This web-page is quite basic. If we were to open it in a browser, we would see a heading that says "Hello World", and an image below it. The text is styled in a specific way, and the image data itslef is clearly not in the code above - the browser has to be getting this from elsewhere.

A web browser doesn't do anything but fetch, interpret code, and render the page. So what exactly happens when we visit a site that hosts the page above?

First, we need to tell the browser that we want to fetch that page. This is the step where you, the user, enters a URL (like https://www.google.com) into the address bar. We'll get into the details of URLs, and how those get turned into actual destinations on the internet in another article in the series - all you have to know for now, is that when you hit enter after entering a URL, your browser will request send a request to that address for whatever resource is hosted there - such as an HTML page.

So if we imagine that the code above is hosted at www.example.com, then when that site gets a request from our browser, the code above gets sent back to it. At this stage, the browser interprets the HTML from top to bottom. It interprets the head section, which usually contains information about the site (we refer to this as metadata), as well as other resources. In this case, one such resource is located here: a link to a CSS file located at site.css. The broswer doesn't have this CSS file, it has to go and fetch it. So it automatically sends another web request to the address indicated by the href attribute. In this case site.css. The lack of full adddress means "the current address", so in reality, the browser requests www.example.com/site.css. At this point, the server behind www.example.com reponds with the CSS file. The browser receives this, interprets it, and makes it available for the rest of the page that is still being loaded.

Next the browser interprets the body section. The h2 tags have some text between them that the browser renders first, then it proceeds to the img tags to render an image. Here, once again, the image is a resource that is not in the html file, but rather it needs to be fetched from another source - in this case, the location is once again on the same server, and the name of the image is table.jpg. The browser requests the image from the server, and after it receives it, it is rendered on the page.

◆ EXERCISE TASK A: In the records, starting with the first line and going on through the line with "The tall component 36 is at (469, 369).", substitute "jet engine" for "gas turbine engine" and write out those lines with nothing else changed.

◆ EXTRACTED INFORMATION:
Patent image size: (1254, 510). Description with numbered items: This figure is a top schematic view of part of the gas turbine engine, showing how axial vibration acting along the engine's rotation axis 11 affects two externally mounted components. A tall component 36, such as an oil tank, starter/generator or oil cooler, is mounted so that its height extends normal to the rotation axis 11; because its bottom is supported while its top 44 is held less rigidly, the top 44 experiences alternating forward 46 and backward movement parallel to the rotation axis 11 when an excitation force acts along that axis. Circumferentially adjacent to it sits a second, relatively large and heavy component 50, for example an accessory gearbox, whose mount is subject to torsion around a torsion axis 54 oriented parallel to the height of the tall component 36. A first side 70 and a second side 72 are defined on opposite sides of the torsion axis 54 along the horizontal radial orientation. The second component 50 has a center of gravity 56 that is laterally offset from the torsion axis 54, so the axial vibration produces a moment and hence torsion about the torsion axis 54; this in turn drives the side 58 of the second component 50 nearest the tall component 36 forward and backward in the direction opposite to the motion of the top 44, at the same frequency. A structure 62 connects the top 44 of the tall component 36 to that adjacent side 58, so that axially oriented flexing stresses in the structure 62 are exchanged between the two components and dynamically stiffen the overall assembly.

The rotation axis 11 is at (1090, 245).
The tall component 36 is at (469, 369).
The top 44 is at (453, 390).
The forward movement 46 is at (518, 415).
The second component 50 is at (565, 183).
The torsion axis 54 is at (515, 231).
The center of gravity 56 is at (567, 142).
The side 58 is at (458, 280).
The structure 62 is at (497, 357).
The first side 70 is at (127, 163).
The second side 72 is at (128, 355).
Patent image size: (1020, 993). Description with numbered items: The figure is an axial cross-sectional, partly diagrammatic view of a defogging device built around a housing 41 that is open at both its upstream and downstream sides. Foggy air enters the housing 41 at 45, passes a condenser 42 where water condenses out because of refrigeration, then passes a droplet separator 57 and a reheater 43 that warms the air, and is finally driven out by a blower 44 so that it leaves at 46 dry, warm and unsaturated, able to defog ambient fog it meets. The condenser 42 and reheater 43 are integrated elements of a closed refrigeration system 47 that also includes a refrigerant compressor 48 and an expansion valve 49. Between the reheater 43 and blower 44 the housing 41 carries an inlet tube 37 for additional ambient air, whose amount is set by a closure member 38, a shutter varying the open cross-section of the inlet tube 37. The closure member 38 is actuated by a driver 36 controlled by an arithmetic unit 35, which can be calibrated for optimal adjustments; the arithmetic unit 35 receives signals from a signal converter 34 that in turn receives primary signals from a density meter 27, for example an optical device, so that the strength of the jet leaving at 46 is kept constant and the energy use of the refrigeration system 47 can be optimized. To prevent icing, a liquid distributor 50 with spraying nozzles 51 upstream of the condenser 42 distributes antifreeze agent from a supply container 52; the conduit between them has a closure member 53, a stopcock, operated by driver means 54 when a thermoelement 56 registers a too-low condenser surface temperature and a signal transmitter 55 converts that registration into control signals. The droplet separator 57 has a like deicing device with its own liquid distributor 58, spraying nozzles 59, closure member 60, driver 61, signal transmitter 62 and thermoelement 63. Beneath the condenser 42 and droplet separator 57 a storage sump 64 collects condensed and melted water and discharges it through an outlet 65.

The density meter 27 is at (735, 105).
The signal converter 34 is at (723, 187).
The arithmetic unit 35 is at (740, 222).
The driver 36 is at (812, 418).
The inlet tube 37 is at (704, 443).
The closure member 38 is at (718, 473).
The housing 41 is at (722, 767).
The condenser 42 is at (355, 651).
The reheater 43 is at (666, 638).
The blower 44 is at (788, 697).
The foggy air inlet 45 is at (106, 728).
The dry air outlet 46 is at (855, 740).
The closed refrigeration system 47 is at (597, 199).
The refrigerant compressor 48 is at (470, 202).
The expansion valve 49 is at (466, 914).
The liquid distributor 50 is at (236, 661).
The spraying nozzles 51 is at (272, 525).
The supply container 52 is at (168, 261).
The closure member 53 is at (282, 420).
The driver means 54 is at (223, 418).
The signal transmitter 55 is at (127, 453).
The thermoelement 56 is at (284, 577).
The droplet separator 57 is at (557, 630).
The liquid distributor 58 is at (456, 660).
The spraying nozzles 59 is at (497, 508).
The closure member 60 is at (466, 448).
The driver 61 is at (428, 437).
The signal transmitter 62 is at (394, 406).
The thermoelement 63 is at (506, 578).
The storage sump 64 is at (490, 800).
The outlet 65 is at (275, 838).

◆ EXERCISE TASK B:
Please answer these questions on the web page text about how a browser loads a page:
(i) What term does the text use for the information about the site that the head section usually contains?
(ii) What full address does the browser actually request for the CSS file?
(iii) What is the name of the image file?

◆ FULL ANSWER A:
Patent image size: (1254, 510). Description with numbered items: This figure is a top schematic view of part of the jet engine, showing how axial vibration acting along the engine's rotation axis 11 affects two externally mounted components. A tall component 36, such as an oil tank, starter/generator or oil cooler, is mounted so that its height extends normal to the rotation axis 11; because its bottom is supported while its top 44 is held less rigidly, the top 44 experiences alternating forward 46 and backward movement parallel to the rotation axis 11 when an excitation force acts along that axis. Circumferentially adjacent to it sits a second, relatively large and heavy component 50, for example an accessory gearbox, whose mount is subject to torsion around a torsion axis 54 oriented parallel to the height of the tall component 36. A first side 70 and a second side 72 are defined on opposite sides of the torsion axis 54 along the horizontal radial orientation. The second component 50 has a center of gravity 56 that is laterally offset from the torsion axis 54, so the axial vibration produces a moment and hence torsion about the torsion axis 54; this in turn drives the side 58 of the second component 50 nearest the tall component 36 forward and backward in the direction opposite to the motion of the top 44, at the same frequency. A structure 62 connects the top 44 of the tall component 36 to that adjacent side 58, so that axially oriented flexing stresses in the structure 62 are exchanged between the two components and dynamically stiffen the overall assembly.

The rotation axis 11 is at (1090, 245).
The tall component 36 is at (469, 369).

◆ FULL ANSWER B:
(i) Metadata
(ii) www.example.com/site.css
(iii) table.jpg